**Given task:**
Filter the listing and keep only the lines with the word "cluster".

:: Dataset content

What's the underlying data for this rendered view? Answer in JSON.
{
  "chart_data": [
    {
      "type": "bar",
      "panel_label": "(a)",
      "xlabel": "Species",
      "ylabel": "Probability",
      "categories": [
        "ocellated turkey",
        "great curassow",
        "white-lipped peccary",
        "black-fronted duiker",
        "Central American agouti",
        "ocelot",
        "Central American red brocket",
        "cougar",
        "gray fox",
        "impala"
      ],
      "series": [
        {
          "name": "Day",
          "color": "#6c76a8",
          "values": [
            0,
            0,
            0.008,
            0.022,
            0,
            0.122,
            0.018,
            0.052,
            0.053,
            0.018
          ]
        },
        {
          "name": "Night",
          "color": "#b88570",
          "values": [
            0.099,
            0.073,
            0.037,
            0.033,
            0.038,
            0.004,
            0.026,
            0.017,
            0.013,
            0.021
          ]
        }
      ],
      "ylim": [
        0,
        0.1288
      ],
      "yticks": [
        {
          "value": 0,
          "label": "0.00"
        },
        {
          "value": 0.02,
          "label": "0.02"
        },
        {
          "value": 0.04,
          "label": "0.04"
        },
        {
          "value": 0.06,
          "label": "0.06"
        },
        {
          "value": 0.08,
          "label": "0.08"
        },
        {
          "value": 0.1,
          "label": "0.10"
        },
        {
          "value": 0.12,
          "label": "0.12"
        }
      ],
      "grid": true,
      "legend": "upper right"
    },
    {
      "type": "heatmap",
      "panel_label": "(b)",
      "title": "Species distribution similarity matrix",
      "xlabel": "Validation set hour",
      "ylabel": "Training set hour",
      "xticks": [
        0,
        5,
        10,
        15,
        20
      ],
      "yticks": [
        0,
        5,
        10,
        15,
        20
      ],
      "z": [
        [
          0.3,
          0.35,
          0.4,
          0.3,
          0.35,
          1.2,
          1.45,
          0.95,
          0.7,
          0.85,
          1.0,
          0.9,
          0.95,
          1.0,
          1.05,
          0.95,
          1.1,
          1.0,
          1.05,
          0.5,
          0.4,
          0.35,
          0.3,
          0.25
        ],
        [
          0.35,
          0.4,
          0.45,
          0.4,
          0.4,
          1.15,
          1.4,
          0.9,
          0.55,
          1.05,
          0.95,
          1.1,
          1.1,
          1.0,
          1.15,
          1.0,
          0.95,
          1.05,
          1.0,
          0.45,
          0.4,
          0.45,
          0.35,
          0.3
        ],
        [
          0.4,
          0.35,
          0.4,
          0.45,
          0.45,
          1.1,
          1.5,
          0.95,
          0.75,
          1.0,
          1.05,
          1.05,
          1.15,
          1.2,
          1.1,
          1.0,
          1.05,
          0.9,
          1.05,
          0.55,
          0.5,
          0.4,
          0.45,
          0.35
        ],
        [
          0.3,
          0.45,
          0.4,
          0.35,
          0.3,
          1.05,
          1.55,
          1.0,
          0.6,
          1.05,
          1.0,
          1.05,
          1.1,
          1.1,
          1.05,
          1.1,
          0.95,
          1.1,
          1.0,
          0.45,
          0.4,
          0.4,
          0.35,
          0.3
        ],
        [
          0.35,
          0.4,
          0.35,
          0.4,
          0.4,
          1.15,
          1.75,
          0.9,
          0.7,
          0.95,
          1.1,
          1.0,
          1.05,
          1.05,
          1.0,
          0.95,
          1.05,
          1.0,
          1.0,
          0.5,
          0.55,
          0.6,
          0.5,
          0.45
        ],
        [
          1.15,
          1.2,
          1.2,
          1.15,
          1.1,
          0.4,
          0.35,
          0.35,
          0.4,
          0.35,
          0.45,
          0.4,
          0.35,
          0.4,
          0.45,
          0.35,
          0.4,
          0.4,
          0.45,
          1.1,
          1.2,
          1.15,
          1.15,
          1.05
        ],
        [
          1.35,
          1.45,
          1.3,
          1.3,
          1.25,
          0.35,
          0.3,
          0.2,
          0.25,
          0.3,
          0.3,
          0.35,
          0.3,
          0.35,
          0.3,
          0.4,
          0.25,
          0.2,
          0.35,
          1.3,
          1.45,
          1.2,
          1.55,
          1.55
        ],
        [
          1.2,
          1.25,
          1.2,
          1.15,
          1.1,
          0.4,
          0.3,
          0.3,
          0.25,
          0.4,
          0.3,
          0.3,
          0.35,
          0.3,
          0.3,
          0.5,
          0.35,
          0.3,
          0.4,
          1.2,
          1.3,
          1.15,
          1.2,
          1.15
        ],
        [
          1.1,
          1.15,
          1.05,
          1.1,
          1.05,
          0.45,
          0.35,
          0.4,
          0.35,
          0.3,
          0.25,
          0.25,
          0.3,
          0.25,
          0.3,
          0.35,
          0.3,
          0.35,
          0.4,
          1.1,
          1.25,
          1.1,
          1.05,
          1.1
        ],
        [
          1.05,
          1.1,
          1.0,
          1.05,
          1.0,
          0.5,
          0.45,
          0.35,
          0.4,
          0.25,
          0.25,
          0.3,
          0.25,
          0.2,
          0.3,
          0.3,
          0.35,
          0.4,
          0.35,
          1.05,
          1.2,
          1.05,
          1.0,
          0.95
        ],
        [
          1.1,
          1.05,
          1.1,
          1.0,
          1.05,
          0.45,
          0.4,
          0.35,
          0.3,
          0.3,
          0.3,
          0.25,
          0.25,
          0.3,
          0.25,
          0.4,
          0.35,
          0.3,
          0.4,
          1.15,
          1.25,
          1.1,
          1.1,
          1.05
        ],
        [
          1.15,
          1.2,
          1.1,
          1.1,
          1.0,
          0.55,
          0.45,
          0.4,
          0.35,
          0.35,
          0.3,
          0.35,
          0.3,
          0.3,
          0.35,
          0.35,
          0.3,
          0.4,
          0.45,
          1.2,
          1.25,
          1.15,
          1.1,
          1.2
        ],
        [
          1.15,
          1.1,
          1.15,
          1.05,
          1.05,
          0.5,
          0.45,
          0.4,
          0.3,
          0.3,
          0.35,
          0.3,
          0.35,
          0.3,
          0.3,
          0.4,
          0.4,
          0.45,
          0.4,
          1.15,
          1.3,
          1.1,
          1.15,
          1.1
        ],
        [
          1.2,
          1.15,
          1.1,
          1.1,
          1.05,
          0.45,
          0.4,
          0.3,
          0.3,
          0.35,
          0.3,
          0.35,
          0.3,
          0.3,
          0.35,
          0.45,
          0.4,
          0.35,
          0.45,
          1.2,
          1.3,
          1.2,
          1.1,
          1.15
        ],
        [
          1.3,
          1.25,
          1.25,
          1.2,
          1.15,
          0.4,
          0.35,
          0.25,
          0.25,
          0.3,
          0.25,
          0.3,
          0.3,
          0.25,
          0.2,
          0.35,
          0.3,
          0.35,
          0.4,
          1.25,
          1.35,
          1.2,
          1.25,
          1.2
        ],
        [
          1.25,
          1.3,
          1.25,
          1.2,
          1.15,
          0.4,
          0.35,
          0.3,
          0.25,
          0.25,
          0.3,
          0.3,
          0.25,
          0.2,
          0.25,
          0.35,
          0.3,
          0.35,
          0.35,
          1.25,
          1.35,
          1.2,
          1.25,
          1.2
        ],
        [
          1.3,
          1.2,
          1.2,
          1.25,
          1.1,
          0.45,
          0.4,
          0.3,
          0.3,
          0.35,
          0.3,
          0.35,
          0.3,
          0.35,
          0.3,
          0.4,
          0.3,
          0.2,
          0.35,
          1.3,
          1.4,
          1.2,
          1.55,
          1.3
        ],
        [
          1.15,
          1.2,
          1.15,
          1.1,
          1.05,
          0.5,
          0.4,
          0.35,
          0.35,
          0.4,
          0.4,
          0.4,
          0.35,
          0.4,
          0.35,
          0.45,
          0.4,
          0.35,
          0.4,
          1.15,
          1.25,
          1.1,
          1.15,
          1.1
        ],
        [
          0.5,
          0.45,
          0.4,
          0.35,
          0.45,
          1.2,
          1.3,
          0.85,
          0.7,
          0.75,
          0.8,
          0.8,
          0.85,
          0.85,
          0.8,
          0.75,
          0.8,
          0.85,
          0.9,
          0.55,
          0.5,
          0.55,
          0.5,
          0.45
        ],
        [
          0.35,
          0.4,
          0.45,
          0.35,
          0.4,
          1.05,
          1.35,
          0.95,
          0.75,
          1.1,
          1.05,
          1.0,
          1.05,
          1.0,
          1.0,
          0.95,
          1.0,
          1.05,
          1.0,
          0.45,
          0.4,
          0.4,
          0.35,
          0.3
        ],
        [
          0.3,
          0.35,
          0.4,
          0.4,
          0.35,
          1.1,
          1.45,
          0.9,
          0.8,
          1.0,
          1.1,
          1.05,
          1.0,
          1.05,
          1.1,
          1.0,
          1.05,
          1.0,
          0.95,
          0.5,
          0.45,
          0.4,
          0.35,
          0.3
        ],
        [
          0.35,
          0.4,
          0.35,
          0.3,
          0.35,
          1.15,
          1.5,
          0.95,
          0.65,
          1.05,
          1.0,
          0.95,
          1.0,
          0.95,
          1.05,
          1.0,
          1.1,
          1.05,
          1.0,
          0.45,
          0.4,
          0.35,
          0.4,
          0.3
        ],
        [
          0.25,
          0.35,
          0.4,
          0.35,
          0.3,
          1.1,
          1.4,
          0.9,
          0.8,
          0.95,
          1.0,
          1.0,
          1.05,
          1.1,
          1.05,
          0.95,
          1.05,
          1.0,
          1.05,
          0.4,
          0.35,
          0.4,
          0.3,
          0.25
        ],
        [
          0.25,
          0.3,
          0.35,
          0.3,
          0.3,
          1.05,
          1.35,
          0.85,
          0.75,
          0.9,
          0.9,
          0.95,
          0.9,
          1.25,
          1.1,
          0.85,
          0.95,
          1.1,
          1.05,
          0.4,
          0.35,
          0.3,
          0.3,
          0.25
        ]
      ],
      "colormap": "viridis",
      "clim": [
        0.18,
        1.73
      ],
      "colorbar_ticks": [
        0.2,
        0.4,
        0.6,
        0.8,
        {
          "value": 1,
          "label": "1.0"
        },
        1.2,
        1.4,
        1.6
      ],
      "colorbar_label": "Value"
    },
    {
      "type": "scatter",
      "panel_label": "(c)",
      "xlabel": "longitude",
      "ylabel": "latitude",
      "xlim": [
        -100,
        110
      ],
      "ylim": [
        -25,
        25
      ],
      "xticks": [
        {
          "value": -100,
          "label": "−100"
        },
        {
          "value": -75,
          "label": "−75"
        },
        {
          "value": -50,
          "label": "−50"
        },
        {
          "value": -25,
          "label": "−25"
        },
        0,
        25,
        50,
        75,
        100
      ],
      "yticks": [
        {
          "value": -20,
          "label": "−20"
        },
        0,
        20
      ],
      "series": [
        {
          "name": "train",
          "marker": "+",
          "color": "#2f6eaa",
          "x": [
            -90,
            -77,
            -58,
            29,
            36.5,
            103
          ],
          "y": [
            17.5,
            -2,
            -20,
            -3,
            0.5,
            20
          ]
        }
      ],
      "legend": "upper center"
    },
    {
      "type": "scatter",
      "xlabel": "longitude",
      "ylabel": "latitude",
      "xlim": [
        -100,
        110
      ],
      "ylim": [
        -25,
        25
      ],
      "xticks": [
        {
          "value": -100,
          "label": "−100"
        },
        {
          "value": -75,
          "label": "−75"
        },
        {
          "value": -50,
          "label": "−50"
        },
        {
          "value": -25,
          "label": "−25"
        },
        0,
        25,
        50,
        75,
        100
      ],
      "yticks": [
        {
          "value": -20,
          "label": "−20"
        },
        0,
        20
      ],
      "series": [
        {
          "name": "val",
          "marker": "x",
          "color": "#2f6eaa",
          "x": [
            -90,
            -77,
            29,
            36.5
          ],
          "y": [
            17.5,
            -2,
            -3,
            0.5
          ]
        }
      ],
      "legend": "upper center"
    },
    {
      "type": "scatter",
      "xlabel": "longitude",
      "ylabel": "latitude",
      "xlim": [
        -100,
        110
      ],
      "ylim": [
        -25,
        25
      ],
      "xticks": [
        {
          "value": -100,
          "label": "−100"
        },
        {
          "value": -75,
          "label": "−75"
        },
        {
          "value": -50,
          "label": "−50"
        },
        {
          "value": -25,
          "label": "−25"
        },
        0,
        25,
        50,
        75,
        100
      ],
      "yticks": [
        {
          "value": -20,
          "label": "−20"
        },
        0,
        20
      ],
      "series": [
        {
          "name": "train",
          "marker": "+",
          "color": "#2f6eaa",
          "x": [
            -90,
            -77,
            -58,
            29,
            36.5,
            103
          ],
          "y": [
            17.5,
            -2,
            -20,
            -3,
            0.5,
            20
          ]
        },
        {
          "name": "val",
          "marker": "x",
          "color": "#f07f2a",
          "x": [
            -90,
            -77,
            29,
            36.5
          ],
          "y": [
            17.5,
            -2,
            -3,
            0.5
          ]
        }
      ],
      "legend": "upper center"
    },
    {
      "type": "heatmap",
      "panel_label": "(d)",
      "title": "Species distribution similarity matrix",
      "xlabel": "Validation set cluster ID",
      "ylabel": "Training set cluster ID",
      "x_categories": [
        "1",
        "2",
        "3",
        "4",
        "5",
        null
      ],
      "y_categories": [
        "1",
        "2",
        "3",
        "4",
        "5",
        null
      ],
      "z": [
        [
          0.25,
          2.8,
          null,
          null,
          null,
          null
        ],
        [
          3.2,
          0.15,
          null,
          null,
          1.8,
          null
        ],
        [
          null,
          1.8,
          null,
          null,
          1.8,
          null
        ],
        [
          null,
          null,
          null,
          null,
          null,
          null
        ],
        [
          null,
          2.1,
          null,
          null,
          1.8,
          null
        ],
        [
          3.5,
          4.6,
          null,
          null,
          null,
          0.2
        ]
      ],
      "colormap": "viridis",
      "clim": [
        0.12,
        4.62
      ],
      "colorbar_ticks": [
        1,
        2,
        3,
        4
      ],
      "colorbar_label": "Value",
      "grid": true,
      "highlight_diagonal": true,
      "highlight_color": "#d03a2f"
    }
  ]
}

::::

**Answer to this exercise:**
      "xlabel": "Validation set cluster ID",
      "ylabel": "Training set cluster ID",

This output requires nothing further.